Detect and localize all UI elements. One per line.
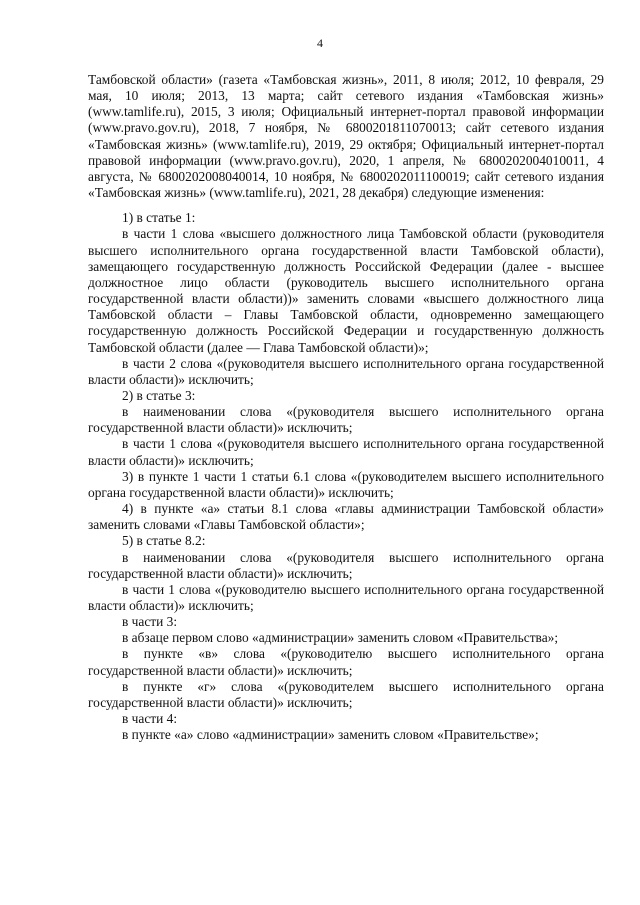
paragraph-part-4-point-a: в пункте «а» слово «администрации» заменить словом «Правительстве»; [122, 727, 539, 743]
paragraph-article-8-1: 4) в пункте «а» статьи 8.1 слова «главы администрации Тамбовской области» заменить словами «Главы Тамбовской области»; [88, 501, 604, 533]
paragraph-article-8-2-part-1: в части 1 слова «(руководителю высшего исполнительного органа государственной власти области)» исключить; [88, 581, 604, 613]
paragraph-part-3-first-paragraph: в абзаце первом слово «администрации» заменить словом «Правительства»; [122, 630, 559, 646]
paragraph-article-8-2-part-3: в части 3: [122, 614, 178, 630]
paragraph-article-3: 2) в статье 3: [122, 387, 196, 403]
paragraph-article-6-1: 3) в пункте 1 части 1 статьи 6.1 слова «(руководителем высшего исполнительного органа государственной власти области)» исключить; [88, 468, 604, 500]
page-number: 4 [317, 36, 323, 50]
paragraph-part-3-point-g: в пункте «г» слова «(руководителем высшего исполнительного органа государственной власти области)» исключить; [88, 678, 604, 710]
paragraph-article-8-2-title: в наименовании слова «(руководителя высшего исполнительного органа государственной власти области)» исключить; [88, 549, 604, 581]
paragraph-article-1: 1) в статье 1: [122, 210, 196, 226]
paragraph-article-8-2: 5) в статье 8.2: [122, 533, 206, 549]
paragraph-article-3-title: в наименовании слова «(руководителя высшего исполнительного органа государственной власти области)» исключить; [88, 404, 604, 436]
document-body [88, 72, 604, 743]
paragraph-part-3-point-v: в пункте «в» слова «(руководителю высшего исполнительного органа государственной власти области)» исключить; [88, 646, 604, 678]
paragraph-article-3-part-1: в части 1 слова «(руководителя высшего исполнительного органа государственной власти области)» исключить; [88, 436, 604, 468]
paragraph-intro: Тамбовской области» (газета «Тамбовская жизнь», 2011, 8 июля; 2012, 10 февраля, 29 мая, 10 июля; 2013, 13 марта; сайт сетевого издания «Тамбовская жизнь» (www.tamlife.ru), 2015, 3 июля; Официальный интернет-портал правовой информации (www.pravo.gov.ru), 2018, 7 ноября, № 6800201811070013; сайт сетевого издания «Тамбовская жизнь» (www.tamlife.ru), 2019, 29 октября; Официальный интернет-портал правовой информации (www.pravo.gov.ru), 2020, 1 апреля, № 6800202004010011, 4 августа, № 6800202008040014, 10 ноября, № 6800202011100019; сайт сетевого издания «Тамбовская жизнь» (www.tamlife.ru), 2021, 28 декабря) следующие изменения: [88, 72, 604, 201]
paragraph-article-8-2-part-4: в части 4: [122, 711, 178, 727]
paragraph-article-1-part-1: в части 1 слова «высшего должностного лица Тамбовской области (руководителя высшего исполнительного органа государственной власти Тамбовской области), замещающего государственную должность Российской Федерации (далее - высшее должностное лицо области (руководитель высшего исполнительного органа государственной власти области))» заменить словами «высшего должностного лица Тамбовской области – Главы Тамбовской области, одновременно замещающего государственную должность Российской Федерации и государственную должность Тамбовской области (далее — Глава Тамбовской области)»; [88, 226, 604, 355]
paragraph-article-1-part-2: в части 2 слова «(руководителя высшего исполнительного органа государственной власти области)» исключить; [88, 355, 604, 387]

══════════════════════════════

:: JOB ::
Rewrite the lines starting with the line that contains "paragraph-part-4-point-a: в пункте" and going on through the line that contains "paragraph-article-3-part-1: в части", replacing "исключить" with "удалить" wherever it occurs and leaving everything else unchanged.

:: RESPONSE BELOW ::
paragraph-part-4-point-a: в пункте «а» слово «администрации» заменить словом «Правительстве»; [122, 727, 539, 743]
paragraph-article-8-1: 4) в пункте «а» статьи 8.1 слова «главы администрации Тамбовской области» заменить словами «Главы Тамбовской области»; [88, 501, 604, 533]
paragraph-article-8-2-part-1: в части 1 слова «(руководителю высшего исполнительного органа государственной власти области)» удалить; [88, 581, 604, 613]
paragraph-part-3-first-paragraph: в абзаце первом слово «администрации» заменить словом «Правительства»; [122, 630, 559, 646]
paragraph-article-8-2-part-3: в части 3: [122, 614, 178, 630]
paragraph-article-3: 2) в статье 3: [122, 387, 196, 403]
paragraph-article-6-1: 3) в пункте 1 части 1 статьи 6.1 слова «(руководителем высшего исполнительного органа государственной власти области)» удалить; [88, 468, 604, 500]
page-number: 4 [317, 36, 323, 50]
paragraph-part-3-point-g: в пункте «г» слова «(руководителем высшего исполнительного органа государственной власти области)» удалить; [88, 678, 604, 710]
paragraph-article-8-2-title: в наименовании слова «(руководителя высшего исполнительного органа государственной власти области)» удалить; [88, 549, 604, 581]
paragraph-article-1: 1) в статье 1: [122, 210, 196, 226]
paragraph-article-8-2: 5) в статье 8.2: [122, 533, 206, 549]
paragraph-article-3-title: в наименовании слова «(руководителя высшего исполнительного органа государственной власти области)» удалить; [88, 404, 604, 436]
document-body [88, 72, 604, 743]
paragraph-part-3-point-v: в пункте «в» слова «(руководителю высшего исполнительного органа государственной власти области)» удалить; [88, 646, 604, 678]
paragraph-article-3-part-1: в части 1 слова «(руководителя высшего исполнительного органа государственной власти области)» удалить; [88, 436, 604, 468]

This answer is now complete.